§ **TO BE DONE**
Could you print all the entries exactly?

§ **STORED DATA**
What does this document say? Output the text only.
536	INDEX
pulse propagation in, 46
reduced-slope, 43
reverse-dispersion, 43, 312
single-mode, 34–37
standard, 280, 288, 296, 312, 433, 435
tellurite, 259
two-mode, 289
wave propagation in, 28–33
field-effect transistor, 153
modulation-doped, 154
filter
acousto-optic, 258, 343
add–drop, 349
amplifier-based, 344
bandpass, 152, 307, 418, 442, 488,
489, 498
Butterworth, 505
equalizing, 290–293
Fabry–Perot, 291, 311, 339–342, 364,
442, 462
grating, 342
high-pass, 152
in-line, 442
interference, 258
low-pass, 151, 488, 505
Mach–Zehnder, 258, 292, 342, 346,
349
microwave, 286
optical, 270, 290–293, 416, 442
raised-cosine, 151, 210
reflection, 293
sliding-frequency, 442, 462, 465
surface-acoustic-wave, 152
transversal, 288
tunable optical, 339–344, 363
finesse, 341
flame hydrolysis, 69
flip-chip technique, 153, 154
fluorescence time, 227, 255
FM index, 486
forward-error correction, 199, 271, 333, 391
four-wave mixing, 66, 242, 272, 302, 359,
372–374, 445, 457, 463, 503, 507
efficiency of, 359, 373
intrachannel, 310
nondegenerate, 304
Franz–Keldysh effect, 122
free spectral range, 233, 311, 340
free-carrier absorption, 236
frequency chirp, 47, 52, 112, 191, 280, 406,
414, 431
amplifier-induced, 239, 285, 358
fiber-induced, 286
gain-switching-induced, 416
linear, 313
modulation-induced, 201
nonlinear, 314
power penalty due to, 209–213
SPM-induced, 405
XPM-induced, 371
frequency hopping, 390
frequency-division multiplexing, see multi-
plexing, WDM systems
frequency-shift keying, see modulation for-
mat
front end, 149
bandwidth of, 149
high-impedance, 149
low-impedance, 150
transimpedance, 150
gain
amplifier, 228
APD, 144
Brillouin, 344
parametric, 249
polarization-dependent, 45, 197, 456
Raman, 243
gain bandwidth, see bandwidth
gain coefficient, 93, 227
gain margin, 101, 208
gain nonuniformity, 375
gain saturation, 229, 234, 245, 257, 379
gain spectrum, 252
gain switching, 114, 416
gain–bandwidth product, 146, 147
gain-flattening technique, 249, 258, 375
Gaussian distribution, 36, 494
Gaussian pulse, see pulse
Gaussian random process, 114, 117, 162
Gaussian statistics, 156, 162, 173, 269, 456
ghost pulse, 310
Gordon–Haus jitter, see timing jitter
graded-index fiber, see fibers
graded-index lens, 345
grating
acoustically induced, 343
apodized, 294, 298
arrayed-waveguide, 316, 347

§ **PROBLEM SOLUTION**
What does this document say? Output the text only.
536	INDEX
pulse propagation in, 46
reduced-slope, 43
reverse-dispersion, 43, 312
single-mode, 34–37
standard, 280, 288, 296, 312, 433, 435
tellurite, 259
two-mode, 289
wave propagation in, 28–33
field-effect transistor, 153
modulation-doped, 154
filter
acousto-optic, 258, 343
add–drop, 349
amplifier-based, 344
bandpass, 152, 307, 418, 442, 488,
489, 498
Butterworth, 505
equalizing, 290–293
Fabry–Perot, 291, 311, 339–342, 364,
442, 462
grating, 342
high-pass, 152
in-line, 442
interference, 258
low-pass, 151, 488, 505
Mach–Zehnder, 258, 292, 342, 346,
349
microwave, 286
optical, 270, 290–293, 416, 442
raised-cosine, 151, 210
reflection, 293
sliding-frequency, 442, 462, 465
surface-acoustic-wave, 152
transversal, 288
tunable optical, 339–344, 363
finesse, 341
flame hydrolysis, 69
flip-chip technique, 153, 154
fluorescence time, 227, 255
FM index, 486
forward-error correction, 199, 271, 333, 391
four-wave mixing, 66, 242, 272, 302, 359,
372–374, 445, 457, 463, 503, 507
efficiency of, 359, 373
intrachannel, 310
nondegenerate, 304
Franz–Keldysh effect, 122
free spectral range, 233, 311, 340
free-carrier absorption, 236
frequency chirp, 47, 52, 112, 191, 280, 406,
414, 431
amplifier-induced, 239, 285, 358
fiber-induced, 286
gain-switching-induced, 416
linear, 313
modulation-induced, 201
nonlinear, 314
power penalty due to, 209–213
SPM-induced, 405
XPM-induced, 371
frequency hopping, 390
frequency-division multiplexing, see multi-
plexing, WDM systems
frequency-shift keying, see modulation for-
mat
front end, 149
bandwidth of, 149
high-impedance, 149
low-impedance, 150
transimpedance, 150
gain
amplifier, 228
APD, 144
Brillouin, 344
parametric, 249
polarization-dependent, 45, 197, 456
Raman, 243
gain bandwidth, see bandwidth
gain coefficient, 93, 227
gain margin, 101, 208
gain nonuniformity, 375
gain saturation, 229, 234, 245, 257, 379
gain spectrum, 252
gain switching, 114, 416
gain–bandwidth product, 146, 147
gain-flattening technique, 249, 258, 375
Gaussian distribution, 36, 494
Gaussian pulse, see pulse
Gaussian random process, 114, 117, 162
Gaussian statistics, 156, 162, 173, 269, 456
ghost pulse, 310
Gordon–Haus jitter, see timing jitter
graded-index fiber, see fibers
graded-index lens, 345
grating
acoustically induced, 343
apodized, 294, 298
arrayed-waveguide, 316, 347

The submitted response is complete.